=== EXERCISE REQUIREMENTS ===
Select and copy out every line in the records containing "analyze".

━━━━━━━━━━━━━━━━━━━━

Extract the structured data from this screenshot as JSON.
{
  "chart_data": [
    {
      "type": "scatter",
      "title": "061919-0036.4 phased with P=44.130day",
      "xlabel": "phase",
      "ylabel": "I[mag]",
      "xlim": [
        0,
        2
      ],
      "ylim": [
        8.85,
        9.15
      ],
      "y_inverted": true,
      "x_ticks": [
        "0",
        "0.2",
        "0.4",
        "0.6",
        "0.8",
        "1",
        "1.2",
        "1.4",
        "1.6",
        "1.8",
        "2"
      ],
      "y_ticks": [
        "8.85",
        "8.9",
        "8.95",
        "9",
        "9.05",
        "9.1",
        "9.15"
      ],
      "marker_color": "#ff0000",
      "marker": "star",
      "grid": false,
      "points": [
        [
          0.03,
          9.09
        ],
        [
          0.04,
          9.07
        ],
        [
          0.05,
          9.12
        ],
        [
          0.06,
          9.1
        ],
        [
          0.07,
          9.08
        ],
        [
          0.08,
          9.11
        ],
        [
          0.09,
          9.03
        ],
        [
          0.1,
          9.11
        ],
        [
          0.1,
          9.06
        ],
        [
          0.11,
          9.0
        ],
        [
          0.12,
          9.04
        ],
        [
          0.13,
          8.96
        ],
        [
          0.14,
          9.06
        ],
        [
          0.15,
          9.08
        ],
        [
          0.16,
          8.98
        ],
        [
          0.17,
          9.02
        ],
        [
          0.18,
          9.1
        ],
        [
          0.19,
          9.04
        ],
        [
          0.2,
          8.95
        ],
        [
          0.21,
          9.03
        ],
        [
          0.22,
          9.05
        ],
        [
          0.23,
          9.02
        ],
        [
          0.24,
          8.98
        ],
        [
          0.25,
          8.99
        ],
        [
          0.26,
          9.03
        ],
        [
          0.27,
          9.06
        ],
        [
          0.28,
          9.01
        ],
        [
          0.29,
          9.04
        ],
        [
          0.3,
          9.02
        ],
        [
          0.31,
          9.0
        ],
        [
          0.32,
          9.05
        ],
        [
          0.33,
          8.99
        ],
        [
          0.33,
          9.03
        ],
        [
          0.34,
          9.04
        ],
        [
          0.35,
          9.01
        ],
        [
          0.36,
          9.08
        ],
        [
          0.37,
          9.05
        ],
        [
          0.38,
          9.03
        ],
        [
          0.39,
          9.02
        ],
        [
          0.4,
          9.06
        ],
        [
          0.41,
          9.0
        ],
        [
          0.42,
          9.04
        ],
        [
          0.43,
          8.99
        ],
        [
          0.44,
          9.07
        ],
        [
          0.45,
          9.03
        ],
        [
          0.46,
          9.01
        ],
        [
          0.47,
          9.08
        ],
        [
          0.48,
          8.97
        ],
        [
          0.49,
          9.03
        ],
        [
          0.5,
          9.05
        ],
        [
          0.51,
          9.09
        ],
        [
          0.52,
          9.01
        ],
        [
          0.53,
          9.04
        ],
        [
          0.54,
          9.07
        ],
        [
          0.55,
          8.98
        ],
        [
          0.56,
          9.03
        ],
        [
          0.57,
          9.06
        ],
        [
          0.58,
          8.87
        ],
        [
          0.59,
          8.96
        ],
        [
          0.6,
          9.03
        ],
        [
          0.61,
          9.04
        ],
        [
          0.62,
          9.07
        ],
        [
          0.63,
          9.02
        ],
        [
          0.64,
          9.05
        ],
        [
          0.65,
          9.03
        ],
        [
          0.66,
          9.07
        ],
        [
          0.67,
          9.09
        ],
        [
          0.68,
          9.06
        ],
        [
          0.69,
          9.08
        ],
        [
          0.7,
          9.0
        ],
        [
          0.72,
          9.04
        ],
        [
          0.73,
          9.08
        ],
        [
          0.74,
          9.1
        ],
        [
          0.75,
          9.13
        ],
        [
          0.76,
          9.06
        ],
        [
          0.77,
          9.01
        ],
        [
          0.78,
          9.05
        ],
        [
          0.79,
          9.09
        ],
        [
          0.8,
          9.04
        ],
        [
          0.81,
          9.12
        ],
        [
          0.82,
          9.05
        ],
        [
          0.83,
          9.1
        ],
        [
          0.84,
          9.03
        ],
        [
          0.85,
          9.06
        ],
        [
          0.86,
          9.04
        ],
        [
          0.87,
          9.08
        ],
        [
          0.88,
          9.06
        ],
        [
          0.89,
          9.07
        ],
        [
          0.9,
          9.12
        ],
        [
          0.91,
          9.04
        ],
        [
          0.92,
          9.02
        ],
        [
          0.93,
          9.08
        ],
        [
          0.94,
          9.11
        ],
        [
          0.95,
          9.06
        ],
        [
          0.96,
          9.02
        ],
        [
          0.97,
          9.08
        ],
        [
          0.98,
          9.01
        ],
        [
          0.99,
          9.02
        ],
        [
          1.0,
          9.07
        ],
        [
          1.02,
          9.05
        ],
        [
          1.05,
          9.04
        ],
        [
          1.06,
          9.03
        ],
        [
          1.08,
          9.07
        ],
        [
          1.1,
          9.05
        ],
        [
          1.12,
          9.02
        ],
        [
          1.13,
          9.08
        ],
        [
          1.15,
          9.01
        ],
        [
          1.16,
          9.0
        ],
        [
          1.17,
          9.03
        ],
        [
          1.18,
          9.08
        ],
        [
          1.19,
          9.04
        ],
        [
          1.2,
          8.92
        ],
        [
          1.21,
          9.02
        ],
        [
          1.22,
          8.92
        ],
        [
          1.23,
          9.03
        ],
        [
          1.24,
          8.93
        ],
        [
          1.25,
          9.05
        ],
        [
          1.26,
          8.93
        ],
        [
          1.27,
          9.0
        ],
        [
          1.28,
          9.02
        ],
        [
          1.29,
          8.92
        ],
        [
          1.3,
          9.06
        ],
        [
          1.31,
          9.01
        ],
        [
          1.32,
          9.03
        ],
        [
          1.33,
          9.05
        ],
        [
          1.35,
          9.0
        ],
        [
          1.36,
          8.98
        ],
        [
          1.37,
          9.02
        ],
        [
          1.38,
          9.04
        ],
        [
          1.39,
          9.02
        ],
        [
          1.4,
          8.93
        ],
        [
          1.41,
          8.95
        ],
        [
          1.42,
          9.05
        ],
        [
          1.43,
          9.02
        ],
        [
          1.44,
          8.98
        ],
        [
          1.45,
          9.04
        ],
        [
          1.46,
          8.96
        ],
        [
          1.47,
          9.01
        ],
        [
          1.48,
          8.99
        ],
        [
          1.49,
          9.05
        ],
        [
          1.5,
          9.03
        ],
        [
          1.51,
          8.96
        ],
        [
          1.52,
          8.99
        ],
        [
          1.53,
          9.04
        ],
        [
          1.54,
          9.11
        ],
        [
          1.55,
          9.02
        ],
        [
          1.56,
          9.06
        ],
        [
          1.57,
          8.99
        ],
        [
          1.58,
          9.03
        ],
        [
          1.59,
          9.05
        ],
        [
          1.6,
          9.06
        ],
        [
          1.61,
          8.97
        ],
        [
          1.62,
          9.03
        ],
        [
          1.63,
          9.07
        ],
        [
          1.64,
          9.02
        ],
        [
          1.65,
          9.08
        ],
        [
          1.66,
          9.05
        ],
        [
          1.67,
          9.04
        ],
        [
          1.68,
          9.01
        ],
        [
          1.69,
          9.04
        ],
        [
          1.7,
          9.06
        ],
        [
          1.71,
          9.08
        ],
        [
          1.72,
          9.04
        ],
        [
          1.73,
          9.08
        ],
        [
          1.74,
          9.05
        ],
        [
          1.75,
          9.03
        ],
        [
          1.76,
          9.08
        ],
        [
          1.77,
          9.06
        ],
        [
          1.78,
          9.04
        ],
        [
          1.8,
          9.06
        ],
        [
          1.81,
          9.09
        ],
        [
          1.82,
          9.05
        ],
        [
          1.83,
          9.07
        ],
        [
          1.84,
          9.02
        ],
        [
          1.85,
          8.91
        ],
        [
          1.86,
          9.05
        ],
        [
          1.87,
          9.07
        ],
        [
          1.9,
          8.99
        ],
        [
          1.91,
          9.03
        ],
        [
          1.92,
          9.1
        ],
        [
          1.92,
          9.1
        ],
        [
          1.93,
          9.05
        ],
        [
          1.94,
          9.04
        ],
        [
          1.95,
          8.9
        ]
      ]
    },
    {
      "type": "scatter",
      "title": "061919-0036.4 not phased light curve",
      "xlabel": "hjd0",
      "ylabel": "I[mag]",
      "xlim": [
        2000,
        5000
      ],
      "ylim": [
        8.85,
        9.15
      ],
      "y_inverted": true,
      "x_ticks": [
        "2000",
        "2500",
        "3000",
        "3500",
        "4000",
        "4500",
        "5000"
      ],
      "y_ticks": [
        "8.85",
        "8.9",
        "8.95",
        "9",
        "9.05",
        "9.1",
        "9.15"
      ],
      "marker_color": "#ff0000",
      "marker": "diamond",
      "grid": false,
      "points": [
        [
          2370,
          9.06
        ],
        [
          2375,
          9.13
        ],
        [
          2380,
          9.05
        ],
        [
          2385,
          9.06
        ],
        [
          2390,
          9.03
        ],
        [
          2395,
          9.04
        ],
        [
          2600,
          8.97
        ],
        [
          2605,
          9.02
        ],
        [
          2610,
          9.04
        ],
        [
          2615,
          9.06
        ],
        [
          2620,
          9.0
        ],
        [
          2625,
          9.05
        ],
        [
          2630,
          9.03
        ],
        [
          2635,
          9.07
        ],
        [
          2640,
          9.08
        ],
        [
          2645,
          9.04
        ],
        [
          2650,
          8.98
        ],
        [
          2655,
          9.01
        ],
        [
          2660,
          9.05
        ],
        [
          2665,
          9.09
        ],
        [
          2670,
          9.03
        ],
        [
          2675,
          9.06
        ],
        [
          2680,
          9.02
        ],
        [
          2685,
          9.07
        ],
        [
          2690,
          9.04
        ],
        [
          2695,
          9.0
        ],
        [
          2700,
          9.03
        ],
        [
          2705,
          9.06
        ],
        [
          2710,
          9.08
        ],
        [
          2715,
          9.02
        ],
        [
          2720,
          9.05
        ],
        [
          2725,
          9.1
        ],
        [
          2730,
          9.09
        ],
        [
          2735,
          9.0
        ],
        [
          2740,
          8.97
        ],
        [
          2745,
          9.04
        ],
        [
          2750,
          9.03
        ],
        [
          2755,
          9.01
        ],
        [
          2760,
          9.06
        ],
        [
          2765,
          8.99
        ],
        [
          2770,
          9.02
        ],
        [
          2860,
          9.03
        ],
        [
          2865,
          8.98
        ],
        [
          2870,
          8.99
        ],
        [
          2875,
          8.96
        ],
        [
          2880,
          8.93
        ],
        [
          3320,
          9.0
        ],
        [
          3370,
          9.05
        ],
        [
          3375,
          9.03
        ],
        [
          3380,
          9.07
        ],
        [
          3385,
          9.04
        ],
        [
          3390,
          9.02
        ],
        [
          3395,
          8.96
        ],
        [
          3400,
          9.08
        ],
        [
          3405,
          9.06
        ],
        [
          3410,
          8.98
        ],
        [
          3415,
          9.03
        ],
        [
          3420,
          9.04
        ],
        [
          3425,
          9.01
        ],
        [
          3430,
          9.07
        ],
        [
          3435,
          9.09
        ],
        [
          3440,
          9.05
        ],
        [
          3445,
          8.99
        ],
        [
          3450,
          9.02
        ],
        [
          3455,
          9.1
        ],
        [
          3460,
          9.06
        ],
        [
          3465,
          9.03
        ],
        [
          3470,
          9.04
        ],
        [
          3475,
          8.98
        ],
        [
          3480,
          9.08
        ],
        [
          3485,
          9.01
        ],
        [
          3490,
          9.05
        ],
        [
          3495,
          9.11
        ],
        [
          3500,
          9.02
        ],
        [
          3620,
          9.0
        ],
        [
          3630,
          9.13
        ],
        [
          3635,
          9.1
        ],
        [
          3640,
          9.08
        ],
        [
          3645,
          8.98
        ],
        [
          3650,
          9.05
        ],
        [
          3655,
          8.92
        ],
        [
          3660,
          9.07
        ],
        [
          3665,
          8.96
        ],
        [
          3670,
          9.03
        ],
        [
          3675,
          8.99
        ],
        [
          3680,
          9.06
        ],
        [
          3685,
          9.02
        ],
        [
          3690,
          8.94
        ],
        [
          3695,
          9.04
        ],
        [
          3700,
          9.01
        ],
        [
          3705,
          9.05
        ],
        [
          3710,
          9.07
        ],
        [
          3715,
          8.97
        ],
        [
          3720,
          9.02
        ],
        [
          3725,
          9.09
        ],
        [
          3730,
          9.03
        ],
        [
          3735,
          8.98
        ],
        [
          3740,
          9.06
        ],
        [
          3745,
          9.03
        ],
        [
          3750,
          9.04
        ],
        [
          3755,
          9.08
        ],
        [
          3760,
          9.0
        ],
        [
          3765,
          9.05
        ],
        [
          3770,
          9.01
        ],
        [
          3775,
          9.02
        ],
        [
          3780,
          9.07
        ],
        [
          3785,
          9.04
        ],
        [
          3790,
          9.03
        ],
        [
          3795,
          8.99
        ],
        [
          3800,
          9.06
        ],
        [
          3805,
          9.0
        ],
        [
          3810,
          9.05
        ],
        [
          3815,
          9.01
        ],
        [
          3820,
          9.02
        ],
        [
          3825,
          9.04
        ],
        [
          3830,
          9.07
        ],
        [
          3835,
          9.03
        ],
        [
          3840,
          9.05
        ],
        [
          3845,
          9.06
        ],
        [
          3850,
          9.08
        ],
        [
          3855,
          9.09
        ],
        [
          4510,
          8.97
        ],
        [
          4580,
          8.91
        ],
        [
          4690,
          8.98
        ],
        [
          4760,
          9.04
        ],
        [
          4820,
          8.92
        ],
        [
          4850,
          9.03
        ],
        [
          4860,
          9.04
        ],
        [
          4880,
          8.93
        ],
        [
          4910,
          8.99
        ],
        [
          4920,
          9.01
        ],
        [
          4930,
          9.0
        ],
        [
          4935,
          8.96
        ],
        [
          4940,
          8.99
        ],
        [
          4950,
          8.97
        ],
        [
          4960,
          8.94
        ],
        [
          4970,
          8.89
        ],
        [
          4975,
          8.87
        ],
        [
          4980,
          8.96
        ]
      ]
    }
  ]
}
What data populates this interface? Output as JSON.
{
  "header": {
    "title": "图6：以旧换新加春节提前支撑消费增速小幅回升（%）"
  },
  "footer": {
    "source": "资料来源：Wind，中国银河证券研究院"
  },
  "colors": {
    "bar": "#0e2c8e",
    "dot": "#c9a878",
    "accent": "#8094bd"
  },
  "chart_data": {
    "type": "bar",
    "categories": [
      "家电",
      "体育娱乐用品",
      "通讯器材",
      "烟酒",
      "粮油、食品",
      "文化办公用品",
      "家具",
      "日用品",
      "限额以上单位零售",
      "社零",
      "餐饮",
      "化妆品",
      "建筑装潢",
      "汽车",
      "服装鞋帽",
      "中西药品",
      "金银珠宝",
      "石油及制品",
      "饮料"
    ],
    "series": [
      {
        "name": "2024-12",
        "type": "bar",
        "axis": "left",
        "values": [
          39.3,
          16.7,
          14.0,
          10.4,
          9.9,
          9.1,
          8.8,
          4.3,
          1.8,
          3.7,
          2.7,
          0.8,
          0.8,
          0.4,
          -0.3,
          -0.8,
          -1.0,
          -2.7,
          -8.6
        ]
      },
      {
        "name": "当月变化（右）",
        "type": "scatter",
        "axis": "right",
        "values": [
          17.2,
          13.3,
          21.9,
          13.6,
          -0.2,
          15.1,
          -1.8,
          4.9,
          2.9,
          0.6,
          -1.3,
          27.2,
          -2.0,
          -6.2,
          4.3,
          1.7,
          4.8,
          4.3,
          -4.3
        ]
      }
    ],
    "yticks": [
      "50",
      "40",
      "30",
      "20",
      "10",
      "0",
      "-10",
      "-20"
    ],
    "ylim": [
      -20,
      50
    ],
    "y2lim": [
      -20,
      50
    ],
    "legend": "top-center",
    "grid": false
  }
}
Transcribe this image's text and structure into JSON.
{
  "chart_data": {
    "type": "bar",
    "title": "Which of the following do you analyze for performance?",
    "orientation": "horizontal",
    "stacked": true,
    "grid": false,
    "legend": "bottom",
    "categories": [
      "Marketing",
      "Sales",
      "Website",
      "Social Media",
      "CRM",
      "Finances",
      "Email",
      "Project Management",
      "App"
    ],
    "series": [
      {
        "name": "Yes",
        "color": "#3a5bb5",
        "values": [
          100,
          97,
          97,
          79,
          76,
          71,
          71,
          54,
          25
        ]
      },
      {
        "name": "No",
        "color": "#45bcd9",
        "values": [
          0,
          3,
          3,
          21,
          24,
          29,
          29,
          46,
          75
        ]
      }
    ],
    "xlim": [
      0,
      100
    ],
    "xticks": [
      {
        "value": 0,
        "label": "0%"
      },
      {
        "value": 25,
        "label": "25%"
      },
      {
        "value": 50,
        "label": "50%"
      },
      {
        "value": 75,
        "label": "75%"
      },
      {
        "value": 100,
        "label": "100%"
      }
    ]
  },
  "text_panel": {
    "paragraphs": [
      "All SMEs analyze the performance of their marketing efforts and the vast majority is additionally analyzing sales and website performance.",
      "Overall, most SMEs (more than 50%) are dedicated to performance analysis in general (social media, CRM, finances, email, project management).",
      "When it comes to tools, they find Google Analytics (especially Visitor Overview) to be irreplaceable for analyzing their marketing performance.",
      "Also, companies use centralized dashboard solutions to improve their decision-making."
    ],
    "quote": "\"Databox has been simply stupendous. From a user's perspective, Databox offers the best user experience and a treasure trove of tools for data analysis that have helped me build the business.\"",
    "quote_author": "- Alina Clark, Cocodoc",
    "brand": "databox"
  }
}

━━━━━━━━━━━━━━━━━━━━

=== ANSWER ===
    "title": "Which of the following do you analyze for performance?",
      "All SMEs analyze the performance of their marketing efforts and the vast majority is additionally analyzing sales and website performance.",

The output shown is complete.